**Supplied entries**:
━━━━━━━━━━━━━━━━

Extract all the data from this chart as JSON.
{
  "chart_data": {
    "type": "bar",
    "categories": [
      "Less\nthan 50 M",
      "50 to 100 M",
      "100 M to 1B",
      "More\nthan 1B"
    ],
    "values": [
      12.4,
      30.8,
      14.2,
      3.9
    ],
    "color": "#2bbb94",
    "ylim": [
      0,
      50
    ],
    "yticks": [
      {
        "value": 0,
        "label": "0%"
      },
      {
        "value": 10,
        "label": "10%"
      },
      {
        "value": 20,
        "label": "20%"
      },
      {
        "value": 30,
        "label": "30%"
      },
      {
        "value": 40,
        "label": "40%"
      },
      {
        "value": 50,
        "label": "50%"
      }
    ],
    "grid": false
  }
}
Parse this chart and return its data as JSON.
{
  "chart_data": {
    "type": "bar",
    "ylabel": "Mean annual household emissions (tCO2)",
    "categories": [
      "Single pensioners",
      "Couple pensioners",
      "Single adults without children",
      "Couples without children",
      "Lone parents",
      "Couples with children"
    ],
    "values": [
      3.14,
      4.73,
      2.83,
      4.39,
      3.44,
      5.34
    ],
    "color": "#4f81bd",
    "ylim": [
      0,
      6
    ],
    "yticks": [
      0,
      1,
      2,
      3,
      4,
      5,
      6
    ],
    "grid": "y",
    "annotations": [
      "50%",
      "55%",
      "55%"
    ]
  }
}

━━━━━━━━━━━━━━━━

Of the lines above, copy each that contains "without".

**Reply to the exercise**:
      "Single adults without children",
      "Couples without children",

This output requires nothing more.